Extracted records
::::::::
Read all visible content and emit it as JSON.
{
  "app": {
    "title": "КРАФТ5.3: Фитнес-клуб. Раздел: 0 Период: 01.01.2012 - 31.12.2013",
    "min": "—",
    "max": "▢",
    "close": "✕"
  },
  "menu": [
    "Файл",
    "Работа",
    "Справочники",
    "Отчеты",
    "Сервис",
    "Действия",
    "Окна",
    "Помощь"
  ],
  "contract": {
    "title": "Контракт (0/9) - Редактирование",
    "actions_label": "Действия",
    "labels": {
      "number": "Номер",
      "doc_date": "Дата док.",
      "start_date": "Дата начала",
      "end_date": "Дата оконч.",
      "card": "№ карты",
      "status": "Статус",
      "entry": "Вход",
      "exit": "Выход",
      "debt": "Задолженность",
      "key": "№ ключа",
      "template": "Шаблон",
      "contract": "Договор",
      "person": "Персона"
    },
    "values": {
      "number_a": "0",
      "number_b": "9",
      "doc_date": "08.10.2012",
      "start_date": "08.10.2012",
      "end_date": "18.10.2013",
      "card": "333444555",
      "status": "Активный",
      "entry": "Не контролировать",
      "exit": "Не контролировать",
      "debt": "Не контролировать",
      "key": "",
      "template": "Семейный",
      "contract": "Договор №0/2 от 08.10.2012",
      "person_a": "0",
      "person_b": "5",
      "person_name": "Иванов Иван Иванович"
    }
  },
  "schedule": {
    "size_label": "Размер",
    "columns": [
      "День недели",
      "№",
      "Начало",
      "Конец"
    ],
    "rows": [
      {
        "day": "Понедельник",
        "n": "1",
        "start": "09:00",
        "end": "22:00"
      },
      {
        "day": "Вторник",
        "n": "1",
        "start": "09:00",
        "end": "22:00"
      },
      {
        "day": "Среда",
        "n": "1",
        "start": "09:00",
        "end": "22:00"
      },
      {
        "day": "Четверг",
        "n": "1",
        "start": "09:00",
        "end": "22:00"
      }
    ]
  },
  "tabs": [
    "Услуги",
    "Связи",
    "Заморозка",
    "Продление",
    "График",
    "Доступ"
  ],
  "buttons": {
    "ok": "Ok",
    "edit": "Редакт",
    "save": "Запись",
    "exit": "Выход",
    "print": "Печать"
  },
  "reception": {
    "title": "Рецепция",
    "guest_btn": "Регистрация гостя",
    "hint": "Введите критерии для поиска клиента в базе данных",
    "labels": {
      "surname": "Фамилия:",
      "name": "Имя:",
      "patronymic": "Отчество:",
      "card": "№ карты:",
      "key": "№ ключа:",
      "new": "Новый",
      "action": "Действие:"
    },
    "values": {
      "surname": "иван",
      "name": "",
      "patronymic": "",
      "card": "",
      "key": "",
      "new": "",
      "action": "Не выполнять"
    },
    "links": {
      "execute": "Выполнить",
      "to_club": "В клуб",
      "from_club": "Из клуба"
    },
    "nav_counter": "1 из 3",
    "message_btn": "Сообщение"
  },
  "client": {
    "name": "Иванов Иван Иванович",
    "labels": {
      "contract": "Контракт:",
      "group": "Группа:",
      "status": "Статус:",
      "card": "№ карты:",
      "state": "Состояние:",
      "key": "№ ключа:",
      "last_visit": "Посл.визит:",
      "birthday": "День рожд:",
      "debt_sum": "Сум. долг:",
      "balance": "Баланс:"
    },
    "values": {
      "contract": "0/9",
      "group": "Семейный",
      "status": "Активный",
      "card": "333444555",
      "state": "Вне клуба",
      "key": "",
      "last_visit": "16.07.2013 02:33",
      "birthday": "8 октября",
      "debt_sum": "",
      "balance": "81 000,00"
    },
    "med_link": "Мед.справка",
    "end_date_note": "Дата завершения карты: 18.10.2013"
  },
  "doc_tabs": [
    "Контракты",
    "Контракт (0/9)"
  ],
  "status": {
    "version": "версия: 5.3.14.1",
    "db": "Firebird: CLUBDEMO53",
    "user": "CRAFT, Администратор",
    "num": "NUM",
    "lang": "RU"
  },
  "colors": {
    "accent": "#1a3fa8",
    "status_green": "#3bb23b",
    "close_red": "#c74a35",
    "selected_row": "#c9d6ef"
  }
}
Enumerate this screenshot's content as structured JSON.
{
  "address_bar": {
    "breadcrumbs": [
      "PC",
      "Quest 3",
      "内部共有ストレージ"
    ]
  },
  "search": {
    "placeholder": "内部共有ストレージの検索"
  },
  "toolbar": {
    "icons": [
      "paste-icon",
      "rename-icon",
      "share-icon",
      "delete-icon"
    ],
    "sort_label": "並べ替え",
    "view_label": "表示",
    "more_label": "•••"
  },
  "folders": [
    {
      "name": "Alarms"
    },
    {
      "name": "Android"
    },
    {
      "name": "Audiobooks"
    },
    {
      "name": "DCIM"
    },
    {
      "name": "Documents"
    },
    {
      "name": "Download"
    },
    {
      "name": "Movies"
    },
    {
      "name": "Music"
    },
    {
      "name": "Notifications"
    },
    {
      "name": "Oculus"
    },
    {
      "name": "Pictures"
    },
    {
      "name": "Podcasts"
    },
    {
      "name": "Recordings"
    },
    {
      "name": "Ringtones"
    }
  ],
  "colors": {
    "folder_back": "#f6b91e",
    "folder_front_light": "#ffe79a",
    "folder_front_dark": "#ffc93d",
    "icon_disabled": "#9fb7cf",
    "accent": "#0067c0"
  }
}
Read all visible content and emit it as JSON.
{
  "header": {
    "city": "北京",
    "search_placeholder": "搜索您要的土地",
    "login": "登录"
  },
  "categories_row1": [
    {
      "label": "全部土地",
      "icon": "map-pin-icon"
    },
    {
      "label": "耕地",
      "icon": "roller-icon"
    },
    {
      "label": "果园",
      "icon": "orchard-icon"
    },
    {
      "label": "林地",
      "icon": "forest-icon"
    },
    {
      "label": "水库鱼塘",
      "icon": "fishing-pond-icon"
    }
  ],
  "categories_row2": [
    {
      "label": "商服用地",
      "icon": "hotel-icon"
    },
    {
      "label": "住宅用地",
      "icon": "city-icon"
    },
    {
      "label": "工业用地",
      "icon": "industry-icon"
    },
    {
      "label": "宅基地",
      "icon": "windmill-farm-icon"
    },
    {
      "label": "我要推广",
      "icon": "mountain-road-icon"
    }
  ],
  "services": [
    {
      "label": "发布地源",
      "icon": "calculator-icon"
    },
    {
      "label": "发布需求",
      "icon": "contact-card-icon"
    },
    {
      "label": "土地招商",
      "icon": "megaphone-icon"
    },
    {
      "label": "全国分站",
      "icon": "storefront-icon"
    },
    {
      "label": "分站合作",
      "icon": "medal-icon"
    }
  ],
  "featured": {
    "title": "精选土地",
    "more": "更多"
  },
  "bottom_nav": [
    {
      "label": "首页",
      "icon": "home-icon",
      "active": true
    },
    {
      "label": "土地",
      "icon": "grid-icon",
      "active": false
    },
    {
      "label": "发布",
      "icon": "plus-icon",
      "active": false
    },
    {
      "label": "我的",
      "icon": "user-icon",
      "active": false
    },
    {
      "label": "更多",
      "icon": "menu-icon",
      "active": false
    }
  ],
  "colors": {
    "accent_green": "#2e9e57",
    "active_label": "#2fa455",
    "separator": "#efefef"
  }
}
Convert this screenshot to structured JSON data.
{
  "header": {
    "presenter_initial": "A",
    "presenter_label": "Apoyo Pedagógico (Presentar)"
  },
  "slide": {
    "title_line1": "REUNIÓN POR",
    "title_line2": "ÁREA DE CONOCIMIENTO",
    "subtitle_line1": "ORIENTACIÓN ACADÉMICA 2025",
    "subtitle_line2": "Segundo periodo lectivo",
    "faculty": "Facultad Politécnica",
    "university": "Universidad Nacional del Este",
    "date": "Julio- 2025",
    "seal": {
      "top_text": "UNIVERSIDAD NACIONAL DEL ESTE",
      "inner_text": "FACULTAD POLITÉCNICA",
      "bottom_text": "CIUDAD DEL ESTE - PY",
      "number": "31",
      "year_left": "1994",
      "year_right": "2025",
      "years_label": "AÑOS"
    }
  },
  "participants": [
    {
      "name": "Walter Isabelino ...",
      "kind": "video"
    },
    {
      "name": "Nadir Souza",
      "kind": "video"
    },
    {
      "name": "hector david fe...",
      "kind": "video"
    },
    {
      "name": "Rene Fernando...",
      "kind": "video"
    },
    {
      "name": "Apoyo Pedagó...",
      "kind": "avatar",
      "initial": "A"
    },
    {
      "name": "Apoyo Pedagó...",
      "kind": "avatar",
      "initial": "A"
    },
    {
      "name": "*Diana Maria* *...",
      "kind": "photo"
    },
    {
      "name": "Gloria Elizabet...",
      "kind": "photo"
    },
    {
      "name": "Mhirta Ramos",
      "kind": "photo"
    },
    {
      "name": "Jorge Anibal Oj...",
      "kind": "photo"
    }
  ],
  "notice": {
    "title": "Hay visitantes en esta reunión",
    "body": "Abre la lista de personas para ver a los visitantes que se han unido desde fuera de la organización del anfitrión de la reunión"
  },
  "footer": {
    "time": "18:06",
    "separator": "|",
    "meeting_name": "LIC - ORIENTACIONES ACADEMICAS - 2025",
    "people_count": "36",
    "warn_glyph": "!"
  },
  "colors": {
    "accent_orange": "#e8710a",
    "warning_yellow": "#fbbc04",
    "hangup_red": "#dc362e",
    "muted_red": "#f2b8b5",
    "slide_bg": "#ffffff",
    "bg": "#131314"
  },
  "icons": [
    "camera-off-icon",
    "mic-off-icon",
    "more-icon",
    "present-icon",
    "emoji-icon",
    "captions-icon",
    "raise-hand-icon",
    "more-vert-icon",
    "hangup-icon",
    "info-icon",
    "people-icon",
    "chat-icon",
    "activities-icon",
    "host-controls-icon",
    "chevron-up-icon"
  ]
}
::::::::
Give solely the number of lines in the data that contain the string "entry".

2